Data records:
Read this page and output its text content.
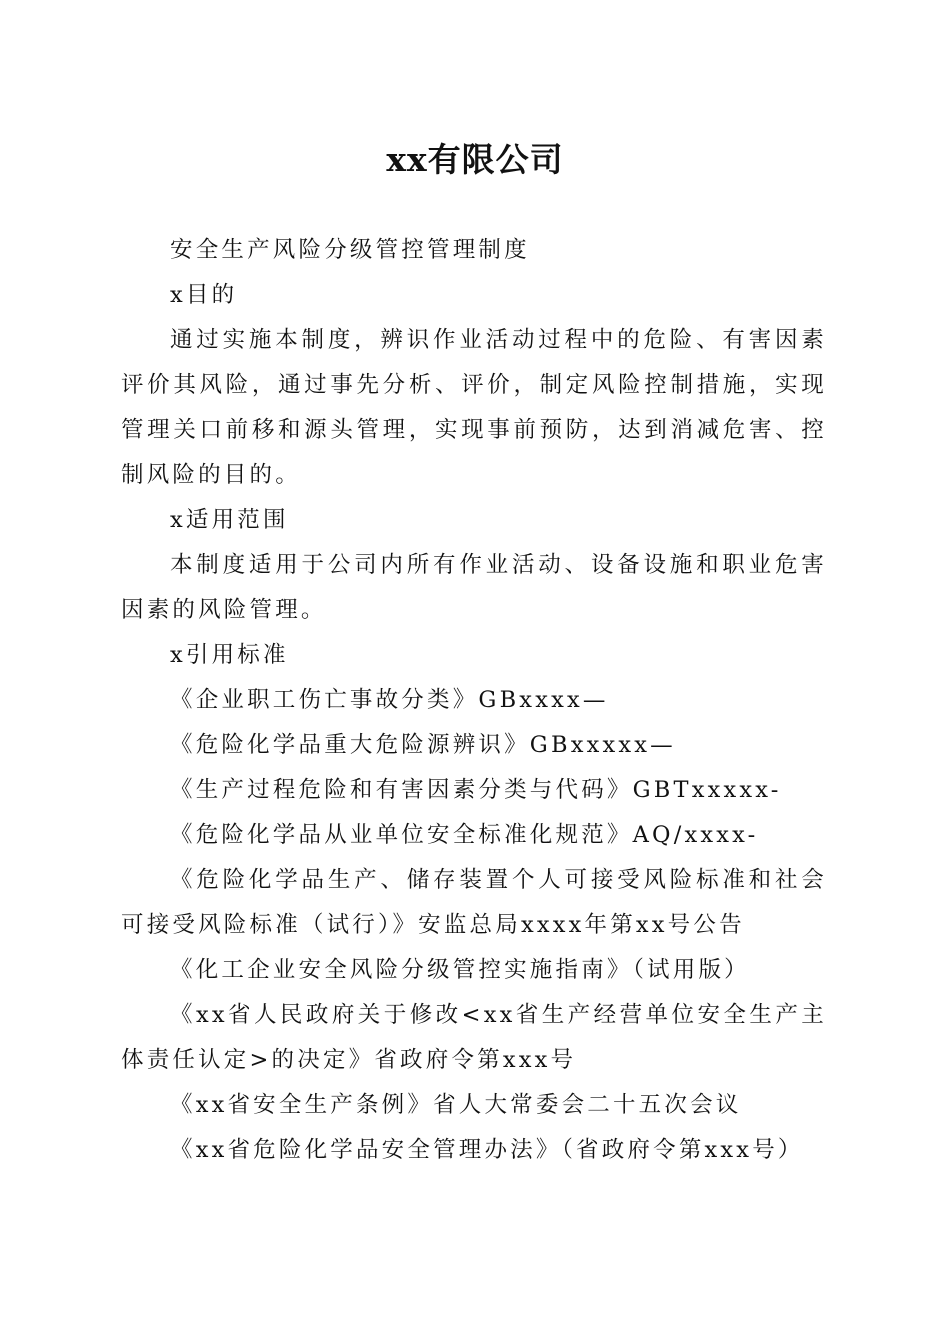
xx有限公司

安全生产风险分级管控管理制度

x目的

通过实施本制度，辨识作业活动过程中的危险、有害因素评价其风险，通过事先分析、评价，制定风险控制措施，实现管理关口前移和源头管理，实现事前预防，达到消减危害、控制风险的目的。

x适用范围

本制度适用于公司内所有作业活动、设备设施和职业危害因素的风险管理。

x引用标准

《企业职工伤亡事故分类》GBxxxx—

《危险化学品重大危险源辨识》GBxxxxx—

《生产过程危险和有害因素分类与代码》GBTxxxxx-

《危险化学品从业单位安全标准化规范》AQ/xxxx-

《危险化学品生产、储存装置个人可接受风险标准和社会可接受风险标准（试行）》安监总局xxxx年第xx号公告

《化工企业安全风险分级管控实施指南》（试用版）

《xx省人民政府关于修改<xx省生产经营单位安全生产主体责任认定>的决定》省政府令第xxx号

《xx省安全生产条例》省人大常委会二十五次会议

《xx省危险化学品安全管理办法》（省政府令第xxx号）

→ **Stated task**: The material above holds pictures; copy everything else in it exactly.

→ **Reply to the exercise**:
Read this page and output its text content.
xx有限公司

安全生产风险分级管控管理制度

x目的

通过实施本制度，辨识作业活动过程中的危险、有害因素评价其风险，通过事先分析、评价，制定风险控制措施，实现管理关口前移和源头管理，实现事前预防，达到消减危害、控制风险的目的。

x适用范围

本制度适用于公司内所有作业活动、设备设施和职业危害因素的风险管理。

x引用标准

《企业职工伤亡事故分类》GBxxxx—

《危险化学品重大危险源辨识》GBxxxxx—

《生产过程危险和有害因素分类与代码》GBTxxxxx-

《危险化学品从业单位安全标准化规范》AQ/xxxx-

《危险化学品生产、储存装置个人可接受风险标准和社会可接受风险标准（试行）》安监总局xxxx年第xx号公告

《化工企业安全风险分级管控实施指南》（试用版）

《xx省人民政府关于修改<xx省生产经营单位安全生产主体责任认定>的决定》省政府令第xxx号

《xx省安全生产条例》省人大常委会二十五次会议

《xx省危险化学品安全管理办法》（省政府令第xxx号）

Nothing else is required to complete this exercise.